Data entries
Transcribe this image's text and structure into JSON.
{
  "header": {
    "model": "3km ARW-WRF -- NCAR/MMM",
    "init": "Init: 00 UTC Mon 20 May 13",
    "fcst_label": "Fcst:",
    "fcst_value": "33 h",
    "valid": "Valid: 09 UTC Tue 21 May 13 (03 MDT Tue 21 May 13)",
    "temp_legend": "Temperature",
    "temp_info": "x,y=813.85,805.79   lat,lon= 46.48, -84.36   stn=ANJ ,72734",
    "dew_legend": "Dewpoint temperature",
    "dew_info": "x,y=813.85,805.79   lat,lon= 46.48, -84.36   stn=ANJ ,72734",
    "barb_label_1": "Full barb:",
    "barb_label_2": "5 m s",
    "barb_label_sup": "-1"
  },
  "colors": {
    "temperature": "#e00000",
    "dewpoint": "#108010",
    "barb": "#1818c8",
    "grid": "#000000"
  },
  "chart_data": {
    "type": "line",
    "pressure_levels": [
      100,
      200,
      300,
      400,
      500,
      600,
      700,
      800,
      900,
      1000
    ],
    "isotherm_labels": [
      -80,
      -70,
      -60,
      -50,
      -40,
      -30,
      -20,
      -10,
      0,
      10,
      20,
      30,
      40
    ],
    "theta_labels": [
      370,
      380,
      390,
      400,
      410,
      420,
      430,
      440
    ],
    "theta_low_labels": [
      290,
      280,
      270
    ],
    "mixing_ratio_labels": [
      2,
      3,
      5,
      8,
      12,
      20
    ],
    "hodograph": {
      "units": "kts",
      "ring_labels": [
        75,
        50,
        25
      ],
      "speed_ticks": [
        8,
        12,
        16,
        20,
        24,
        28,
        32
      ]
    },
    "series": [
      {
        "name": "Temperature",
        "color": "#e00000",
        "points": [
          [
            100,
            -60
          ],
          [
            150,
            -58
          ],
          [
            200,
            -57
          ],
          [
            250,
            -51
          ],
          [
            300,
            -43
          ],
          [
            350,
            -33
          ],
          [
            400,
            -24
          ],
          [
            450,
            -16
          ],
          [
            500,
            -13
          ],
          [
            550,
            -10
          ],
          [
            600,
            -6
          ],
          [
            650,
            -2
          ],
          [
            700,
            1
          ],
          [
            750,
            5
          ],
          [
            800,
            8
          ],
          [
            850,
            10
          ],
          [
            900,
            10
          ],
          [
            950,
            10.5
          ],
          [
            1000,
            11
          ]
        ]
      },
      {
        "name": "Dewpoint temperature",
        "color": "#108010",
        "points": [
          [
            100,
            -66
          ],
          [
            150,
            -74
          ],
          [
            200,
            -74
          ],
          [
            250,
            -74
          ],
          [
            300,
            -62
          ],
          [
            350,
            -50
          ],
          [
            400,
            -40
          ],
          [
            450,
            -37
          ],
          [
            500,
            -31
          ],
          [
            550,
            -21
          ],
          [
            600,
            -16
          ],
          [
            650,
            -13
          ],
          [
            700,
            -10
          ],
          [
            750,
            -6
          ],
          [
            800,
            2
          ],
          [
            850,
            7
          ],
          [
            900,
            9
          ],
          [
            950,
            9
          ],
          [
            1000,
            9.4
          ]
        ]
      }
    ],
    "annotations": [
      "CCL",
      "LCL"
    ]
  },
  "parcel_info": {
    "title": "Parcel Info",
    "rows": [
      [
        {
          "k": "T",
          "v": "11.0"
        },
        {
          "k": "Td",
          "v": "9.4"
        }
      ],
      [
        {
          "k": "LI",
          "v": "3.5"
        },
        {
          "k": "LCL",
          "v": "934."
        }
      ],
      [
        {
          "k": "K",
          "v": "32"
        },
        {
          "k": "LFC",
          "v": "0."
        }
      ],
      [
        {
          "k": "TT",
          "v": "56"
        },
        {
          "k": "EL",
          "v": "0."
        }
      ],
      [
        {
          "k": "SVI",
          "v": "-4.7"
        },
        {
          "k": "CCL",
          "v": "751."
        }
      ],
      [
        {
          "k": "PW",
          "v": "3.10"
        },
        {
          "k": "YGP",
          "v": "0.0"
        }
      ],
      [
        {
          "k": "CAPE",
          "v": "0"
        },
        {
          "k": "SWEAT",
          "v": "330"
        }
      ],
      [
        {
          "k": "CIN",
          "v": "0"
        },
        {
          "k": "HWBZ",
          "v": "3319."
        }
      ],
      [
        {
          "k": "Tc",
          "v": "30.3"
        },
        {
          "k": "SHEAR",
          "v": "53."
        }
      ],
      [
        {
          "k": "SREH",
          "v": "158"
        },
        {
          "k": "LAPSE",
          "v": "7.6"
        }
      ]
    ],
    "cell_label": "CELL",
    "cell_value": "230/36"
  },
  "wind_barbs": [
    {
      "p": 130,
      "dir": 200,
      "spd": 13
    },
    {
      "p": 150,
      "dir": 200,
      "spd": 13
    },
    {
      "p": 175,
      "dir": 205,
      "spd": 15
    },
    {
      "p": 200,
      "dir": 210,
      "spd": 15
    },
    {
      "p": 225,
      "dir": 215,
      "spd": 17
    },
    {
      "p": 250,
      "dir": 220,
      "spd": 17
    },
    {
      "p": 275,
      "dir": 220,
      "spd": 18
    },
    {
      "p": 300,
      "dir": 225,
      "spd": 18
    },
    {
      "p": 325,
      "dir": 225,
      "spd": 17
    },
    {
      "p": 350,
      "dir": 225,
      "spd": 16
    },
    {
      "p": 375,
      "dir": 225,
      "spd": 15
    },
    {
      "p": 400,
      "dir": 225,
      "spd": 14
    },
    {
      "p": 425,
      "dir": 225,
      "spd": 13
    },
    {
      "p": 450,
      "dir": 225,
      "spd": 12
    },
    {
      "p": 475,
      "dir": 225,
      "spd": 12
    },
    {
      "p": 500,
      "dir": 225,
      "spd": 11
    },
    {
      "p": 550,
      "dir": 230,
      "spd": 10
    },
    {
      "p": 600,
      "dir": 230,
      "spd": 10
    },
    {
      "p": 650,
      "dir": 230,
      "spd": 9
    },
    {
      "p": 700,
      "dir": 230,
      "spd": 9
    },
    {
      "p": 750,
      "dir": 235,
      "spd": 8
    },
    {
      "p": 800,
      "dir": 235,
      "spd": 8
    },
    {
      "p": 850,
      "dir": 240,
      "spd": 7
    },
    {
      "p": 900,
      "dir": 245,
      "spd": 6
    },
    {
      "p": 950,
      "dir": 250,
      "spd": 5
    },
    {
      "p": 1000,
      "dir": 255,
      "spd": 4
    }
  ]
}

▶ _What the exercise asks_:
Transcribe the full listing above without leaving anything out.

▶ _Solution_:
Transcribe this image's text and structure into JSON.
{
  "header": {
    "model": "3km ARW-WRF -- NCAR/MMM",
    "init": "Init: 00 UTC Mon 20 May 13",
    "fcst_label": "Fcst:",
    "fcst_value": "33 h",
    "valid": "Valid: 09 UTC Tue 21 May 13 (03 MDT Tue 21 May 13)",
    "temp_legend": "Temperature",
    "temp_info": "x,y=813.85,805.79   lat,lon= 46.48, -84.36   stn=ANJ ,72734",
    "dew_legend": "Dewpoint temperature",
    "dew_info": "x,y=813.85,805.79   lat,lon= 46.48, -84.36   stn=ANJ ,72734",
    "barb_label_1": "Full barb:",
    "barb_label_2": "5 m s",
    "barb_label_sup": "-1"
  },
  "colors": {
    "temperature": "#e00000",
    "dewpoint": "#108010",
    "barb": "#1818c8",
    "grid": "#000000"
  },
  "chart_data": {
    "type": "line",
    "pressure_levels": [
      100,
      200,
      300,
      400,
      500,
      600,
      700,
      800,
      900,
      1000
    ],
    "isotherm_labels": [
      -80,
      -70,
      -60,
      -50,
      -40,
      -30,
      -20,
      -10,
      0,
      10,
      20,
      30,
      40
    ],
    "theta_labels": [
      370,
      380,
      390,
      400,
      410,
      420,
      430,
      440
    ],
    "theta_low_labels": [
      290,
      280,
      270
    ],
    "mixing_ratio_labels": [
      2,
      3,
      5,
      8,
      12,
      20
    ],
    "hodograph": {
      "units": "kts",
      "ring_labels": [
        75,
        50,
        25
      ],
      "speed_ticks": [
        8,
        12,
        16,
        20,
        24,
        28,
        32
      ]
    },
    "series": [
      {
        "name": "Temperature",
        "color": "#e00000",
        "points": [
          [
            100,
            -60
          ],
          [
            150,
            -58
          ],
          [
            200,
            -57
          ],
          [
            250,
            -51
          ],
          [
            300,
            -43
          ],
          [
            350,
            -33
          ],
          [
            400,
            -24
          ],
          [
            450,
            -16
          ],
          [
            500,
            -13
          ],
          [
            550,
            -10
          ],
          [
            600,
            -6
          ],
          [
            650,
            -2
          ],
          [
            700,
            1
          ],
          [
            750,
            5
          ],
          [
            800,
            8
          ],
          [
            850,
            10
          ],
          [
            900,
            10
          ],
          [
            950,
            10.5
          ],
          [
            1000,
            11
          ]
        ]
      },
      {
        "name": "Dewpoint temperature",
        "color": "#108010",
        "points": [
          [
            100,
            -66
          ],
          [
            150,
            -74
          ],
          [
            200,
            -74
          ],
          [
            250,
            -74
          ],
          [
            300,
            -62
          ],
          [
            350,
            -50
          ],
          [
            400,
            -40
          ],
          [
            450,
            -37
          ],
          [
            500,
            -31
          ],
          [
            550,
            -21
          ],
          [
            600,
            -16
          ],
          [
            650,
            -13
          ],
          [
            700,
            -10
          ],
          [
            750,
            -6
          ],
          [
            800,
            2
          ],
          [
            850,
            7
          ],
          [
            900,
            9
          ],
          [
            950,
            9
          ],
          [
            1000,
            9.4
          ]
        ]
      }
    ],
    "annotations": [
      "CCL",
      "LCL"
    ]
  },
  "parcel_info": {
    "title": "Parcel Info",
    "rows": [
      [
        {
          "k": "T",
          "v": "11.0"
        },
        {
          "k": "Td",
          "v": "9.4"
        }
      ],
      [
        {
          "k": "LI",
          "v": "3.5"
        },
        {
          "k": "LCL",
          "v": "934."
        }
      ],
      [
        {
          "k": "K",
          "v": "32"
        },
        {
          "k": "LFC",
          "v": "0."
        }
      ],
      [
        {
          "k": "TT",
          "v": "56"
        },
        {
          "k": "EL",
          "v": "0."
        }
      ],
      [
        {
          "k": "SVI",
          "v": "-4.7"
        },
        {
          "k": "CCL",
          "v": "751."
        }
      ],
      [
        {
          "k": "PW",
          "v": "3.10"
        },
        {
          "k": "YGP",
          "v": "0.0"
        }
      ],
      [
        {
          "k": "CAPE",
          "v": "0"
        },
        {
          "k": "SWEAT",
          "v": "330"
        }
      ],
      [
        {
          "k": "CIN",
          "v": "0"
        },
        {
          "k": "HWBZ",
          "v": "3319."
        }
      ],
      [
        {
          "k": "Tc",
          "v": "30.3"
        },
        {
          "k": "SHEAR",
          "v": "53."
        }
      ],
      [
        {
          "k": "SREH",
          "v": "158"
        },
        {
          "k": "LAPSE",
          "v": "7.6"
        }
      ]
    ],
    "cell_label": "CELL",
    "cell_value": "230/36"
  },
  "wind_barbs": [
    {
      "p": 130,
      "dir": 200,
      "spd": 13
    },
    {
      "p": 150,
      "dir": 200,
      "spd": 13
    },
    {
      "p": 175,
      "dir": 205,
      "spd": 15
    },
    {
      "p": 200,
      "dir": 210,
      "spd": 15
    },
    {
      "p": 225,
      "dir": 215,
      "spd": 17
    },
    {
      "p": 250,
      "dir": 220,
      "spd": 17
    },
    {
      "p": 275,
      "dir": 220,
      "spd": 18
    },
    {
      "p": 300,
      "dir": 225,
      "spd": 18
    },
    {
      "p": 325,
      "dir": 225,
      "spd": 17
    },
    {
      "p": 350,
      "dir": 225,
      "spd": 16
    },
    {
      "p": 375,
      "dir": 225,
      "spd": 15
    },
    {
      "p": 400,
      "dir": 225,
      "spd": 14
    },
    {
      "p": 425,
      "dir": 225,
      "spd": 13
    },
    {
      "p": 450,
      "dir": 225,
      "spd": 12
    },
    {
      "p": 475,
      "dir": 225,
      "spd": 12
    },
    {
      "p": 500,
      "dir": 225,
      "spd": 11
    },
    {
      "p": 550,
      "dir": 230,
      "spd": 10
    },
    {
      "p": 600,
      "dir": 230,
      "spd": 10
    },
    {
      "p": 650,
      "dir": 230,
      "spd": 9
    },
    {
      "p": 700,
      "dir": 230,
      "spd": 9
    },
    {
      "p": 750,
      "dir": 235,
      "spd": 8
    },
    {
      "p": 800,
      "dir": 235,
      "spd": 8
    },
    {
      "p": 850,
      "dir": 240,
      "spd": 7
    },
    {
      "p": 900,
      "dir": 245,
      "spd": 6
    },
    {
      "p": 950,
      "dir": 250,
      "spd": 5
    },
    {
      "p": 1000,
      "dir": 255,
      "spd": 4
    }
  ]
}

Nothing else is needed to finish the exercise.